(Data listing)
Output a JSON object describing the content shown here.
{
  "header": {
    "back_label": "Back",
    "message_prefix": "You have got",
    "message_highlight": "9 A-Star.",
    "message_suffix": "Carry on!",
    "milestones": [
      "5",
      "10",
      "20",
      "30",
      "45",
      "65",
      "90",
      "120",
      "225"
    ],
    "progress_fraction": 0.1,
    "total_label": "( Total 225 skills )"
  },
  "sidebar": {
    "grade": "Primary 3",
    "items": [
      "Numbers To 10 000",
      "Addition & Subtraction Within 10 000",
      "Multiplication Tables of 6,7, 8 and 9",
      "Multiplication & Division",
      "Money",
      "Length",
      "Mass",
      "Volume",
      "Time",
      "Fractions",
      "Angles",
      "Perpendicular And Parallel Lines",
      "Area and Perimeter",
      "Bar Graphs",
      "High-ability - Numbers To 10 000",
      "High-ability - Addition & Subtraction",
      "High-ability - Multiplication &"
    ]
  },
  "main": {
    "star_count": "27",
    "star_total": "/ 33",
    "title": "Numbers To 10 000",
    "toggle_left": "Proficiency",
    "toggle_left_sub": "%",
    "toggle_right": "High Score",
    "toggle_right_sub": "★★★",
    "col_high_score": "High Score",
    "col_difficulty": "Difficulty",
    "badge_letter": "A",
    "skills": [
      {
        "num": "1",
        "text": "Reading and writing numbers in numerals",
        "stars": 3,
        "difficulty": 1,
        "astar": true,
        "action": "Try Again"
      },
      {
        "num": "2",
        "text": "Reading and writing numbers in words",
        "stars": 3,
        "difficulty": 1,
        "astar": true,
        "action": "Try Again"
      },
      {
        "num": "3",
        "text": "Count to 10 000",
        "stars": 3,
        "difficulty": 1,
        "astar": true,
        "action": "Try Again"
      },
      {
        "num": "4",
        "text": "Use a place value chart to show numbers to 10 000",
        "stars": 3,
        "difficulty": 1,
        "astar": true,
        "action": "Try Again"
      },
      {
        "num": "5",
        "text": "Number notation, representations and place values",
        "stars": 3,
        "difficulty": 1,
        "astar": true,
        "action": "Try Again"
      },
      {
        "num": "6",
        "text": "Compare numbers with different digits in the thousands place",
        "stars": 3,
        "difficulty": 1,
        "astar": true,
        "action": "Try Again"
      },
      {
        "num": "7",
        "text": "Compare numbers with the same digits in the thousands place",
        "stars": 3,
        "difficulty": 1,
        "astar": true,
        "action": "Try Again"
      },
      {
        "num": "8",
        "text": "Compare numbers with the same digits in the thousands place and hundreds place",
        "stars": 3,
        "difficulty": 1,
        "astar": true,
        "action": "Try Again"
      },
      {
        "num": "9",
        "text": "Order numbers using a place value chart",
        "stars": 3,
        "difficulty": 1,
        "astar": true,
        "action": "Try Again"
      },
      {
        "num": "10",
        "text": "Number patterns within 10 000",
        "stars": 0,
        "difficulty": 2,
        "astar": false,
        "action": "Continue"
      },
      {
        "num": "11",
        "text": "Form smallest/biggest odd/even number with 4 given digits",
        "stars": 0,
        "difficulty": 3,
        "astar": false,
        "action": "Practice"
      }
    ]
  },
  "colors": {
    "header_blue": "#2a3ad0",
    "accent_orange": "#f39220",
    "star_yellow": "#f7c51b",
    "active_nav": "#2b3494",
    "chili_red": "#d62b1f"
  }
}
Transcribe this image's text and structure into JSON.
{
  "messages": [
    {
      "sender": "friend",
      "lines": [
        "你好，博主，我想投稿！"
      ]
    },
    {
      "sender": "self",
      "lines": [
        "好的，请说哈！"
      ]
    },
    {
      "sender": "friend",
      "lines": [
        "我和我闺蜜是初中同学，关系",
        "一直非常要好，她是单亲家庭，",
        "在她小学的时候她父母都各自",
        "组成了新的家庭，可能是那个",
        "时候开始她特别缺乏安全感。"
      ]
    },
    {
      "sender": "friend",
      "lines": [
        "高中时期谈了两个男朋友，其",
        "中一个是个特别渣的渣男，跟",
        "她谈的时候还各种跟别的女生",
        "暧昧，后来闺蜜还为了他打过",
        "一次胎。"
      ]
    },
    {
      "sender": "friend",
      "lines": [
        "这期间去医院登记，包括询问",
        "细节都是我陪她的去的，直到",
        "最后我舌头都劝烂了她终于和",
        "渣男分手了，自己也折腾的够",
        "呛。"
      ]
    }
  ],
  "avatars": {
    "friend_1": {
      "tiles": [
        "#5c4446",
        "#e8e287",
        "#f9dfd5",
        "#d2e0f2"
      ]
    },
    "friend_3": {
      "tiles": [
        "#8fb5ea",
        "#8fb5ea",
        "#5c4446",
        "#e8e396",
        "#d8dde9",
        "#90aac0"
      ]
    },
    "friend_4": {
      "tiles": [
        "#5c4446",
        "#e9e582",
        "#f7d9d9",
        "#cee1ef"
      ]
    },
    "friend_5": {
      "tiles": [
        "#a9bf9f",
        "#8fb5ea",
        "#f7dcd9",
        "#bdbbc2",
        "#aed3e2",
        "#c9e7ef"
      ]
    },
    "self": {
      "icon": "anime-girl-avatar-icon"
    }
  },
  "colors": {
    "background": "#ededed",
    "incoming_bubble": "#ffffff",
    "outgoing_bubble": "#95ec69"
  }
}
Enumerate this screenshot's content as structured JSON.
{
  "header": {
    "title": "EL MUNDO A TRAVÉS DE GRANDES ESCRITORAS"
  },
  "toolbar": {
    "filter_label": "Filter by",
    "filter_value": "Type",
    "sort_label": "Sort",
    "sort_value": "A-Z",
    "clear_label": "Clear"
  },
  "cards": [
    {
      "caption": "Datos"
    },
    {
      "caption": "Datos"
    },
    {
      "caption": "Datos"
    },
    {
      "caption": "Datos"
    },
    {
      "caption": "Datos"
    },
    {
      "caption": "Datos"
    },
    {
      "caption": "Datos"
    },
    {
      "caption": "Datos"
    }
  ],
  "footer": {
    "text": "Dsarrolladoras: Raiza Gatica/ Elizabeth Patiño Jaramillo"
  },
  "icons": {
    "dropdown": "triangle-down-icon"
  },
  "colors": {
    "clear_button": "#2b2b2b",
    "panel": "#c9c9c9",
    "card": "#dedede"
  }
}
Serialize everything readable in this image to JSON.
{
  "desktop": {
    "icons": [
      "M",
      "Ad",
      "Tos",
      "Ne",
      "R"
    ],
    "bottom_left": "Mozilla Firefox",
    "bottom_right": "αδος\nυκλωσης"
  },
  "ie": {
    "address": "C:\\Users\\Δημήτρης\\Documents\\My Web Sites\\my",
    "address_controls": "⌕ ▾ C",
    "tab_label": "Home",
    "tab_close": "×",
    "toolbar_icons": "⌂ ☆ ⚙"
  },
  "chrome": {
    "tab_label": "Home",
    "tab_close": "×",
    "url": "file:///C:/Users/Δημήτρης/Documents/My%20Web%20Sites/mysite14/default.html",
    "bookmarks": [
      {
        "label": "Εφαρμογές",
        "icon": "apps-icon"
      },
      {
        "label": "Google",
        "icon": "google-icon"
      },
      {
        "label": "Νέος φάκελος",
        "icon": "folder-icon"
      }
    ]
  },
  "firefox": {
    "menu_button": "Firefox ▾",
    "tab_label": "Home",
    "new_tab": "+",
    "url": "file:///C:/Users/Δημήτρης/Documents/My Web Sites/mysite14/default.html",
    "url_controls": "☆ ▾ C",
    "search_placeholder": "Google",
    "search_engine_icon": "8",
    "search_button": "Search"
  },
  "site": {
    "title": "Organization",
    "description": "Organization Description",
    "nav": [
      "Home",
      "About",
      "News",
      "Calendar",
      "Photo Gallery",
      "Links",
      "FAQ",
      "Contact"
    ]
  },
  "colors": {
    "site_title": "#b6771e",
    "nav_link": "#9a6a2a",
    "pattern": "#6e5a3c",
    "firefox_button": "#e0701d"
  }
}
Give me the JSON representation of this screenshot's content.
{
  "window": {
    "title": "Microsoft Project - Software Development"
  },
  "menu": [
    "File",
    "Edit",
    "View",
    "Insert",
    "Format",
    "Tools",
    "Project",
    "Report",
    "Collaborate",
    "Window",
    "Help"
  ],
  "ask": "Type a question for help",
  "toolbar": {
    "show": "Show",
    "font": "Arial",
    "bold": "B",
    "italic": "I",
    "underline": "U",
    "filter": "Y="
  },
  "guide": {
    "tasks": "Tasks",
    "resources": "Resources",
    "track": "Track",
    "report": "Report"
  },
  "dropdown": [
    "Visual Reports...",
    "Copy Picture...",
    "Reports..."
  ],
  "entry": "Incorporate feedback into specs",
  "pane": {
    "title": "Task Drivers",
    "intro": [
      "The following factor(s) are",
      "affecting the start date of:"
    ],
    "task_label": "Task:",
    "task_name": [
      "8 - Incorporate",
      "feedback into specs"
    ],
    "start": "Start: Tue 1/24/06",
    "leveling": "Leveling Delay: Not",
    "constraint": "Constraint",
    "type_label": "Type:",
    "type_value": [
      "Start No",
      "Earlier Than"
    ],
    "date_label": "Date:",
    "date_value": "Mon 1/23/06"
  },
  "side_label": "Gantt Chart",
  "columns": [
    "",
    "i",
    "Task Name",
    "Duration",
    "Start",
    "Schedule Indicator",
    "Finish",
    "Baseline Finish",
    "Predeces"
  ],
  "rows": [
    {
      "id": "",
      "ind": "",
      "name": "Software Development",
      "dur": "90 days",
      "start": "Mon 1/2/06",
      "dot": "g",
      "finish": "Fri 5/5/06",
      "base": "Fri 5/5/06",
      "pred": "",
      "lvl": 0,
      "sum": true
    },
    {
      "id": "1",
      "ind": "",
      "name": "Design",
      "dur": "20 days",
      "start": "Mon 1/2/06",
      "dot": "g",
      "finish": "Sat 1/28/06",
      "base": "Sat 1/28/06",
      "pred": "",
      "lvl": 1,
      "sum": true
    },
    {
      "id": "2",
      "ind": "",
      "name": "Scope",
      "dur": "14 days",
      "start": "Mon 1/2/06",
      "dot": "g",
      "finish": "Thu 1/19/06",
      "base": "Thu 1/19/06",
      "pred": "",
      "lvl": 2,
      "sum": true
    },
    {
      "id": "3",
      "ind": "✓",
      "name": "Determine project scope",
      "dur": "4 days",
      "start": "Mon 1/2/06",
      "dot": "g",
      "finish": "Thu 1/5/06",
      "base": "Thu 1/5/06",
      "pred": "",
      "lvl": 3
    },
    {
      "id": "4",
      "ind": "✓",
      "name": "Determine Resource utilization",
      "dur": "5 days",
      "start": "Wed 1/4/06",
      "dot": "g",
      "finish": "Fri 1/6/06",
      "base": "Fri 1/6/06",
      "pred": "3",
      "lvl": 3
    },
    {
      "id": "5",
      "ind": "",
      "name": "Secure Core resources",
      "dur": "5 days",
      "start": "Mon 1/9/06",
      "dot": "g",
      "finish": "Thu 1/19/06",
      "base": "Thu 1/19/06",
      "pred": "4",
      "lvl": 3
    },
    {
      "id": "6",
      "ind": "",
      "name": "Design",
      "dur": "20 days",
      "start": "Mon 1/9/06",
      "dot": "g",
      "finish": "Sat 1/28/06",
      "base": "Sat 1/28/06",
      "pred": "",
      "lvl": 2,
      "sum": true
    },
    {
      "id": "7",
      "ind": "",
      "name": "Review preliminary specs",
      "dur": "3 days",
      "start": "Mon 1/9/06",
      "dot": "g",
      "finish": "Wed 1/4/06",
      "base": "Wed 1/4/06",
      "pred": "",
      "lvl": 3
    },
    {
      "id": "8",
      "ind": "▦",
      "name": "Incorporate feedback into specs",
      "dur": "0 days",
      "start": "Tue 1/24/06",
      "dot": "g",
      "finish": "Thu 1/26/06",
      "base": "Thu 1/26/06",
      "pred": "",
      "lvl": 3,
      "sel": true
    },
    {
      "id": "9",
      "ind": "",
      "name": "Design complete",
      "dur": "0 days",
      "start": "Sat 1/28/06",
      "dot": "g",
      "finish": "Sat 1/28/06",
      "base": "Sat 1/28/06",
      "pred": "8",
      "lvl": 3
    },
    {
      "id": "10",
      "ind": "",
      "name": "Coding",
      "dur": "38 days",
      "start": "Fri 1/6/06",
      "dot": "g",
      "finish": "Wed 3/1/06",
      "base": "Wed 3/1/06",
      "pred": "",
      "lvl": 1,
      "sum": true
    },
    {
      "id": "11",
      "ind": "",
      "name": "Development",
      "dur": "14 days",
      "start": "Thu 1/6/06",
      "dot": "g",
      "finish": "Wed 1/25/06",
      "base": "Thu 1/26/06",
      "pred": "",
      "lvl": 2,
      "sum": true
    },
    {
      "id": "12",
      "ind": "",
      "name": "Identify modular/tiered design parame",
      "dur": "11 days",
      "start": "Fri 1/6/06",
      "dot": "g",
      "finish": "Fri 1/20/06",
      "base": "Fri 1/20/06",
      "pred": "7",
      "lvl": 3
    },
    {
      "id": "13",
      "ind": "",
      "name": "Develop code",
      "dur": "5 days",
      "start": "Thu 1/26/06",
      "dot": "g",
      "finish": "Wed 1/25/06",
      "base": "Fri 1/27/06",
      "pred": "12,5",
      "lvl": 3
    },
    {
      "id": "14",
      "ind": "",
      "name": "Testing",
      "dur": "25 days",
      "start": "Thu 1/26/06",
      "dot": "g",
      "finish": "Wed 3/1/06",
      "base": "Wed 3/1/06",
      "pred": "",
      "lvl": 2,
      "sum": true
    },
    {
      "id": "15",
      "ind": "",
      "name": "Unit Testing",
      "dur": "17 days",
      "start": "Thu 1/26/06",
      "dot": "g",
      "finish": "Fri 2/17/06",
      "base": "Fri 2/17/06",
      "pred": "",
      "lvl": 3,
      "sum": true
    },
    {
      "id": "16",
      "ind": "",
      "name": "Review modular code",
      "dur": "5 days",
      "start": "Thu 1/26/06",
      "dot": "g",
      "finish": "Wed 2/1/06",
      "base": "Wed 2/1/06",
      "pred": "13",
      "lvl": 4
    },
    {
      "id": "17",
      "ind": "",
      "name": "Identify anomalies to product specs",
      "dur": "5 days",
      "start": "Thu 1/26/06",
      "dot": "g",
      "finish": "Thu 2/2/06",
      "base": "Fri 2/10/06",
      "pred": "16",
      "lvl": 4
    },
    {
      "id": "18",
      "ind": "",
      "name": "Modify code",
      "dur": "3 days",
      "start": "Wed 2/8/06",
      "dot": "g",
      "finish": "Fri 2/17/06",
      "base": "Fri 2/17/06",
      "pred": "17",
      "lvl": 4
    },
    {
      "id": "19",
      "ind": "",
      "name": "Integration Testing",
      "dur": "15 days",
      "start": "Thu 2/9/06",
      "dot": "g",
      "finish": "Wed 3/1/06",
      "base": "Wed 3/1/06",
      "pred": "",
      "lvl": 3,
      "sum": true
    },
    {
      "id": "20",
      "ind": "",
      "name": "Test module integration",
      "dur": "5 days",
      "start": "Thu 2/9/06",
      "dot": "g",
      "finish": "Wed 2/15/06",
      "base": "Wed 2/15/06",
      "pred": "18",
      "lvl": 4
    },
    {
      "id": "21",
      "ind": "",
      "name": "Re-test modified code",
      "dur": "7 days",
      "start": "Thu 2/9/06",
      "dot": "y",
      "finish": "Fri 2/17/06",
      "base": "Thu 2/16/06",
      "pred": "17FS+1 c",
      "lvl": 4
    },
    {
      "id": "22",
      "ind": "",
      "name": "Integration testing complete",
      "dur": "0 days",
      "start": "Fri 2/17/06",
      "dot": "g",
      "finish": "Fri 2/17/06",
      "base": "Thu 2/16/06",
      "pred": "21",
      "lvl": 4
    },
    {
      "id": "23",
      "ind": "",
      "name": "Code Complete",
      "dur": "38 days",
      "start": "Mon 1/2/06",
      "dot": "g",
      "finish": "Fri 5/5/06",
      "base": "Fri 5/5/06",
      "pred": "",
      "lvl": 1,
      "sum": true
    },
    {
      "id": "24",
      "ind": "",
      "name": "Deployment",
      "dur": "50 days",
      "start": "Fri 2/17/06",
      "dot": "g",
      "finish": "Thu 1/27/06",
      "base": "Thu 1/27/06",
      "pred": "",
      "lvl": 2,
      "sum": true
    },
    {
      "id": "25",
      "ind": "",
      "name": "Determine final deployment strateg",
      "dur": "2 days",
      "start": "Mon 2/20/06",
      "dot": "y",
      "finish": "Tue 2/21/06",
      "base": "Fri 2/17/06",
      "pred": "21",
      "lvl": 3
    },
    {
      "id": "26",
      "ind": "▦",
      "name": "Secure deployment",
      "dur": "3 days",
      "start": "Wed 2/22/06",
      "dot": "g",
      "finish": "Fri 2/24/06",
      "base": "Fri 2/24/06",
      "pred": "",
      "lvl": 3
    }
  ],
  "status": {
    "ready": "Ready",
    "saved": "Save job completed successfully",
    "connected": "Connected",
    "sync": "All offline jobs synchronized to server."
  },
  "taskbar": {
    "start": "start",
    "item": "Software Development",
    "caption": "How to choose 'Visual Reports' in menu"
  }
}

* **What the task asks**: Count every line in the data that contains the word "Documents", then give that count and nothing else.

* **Reply to the task**: 3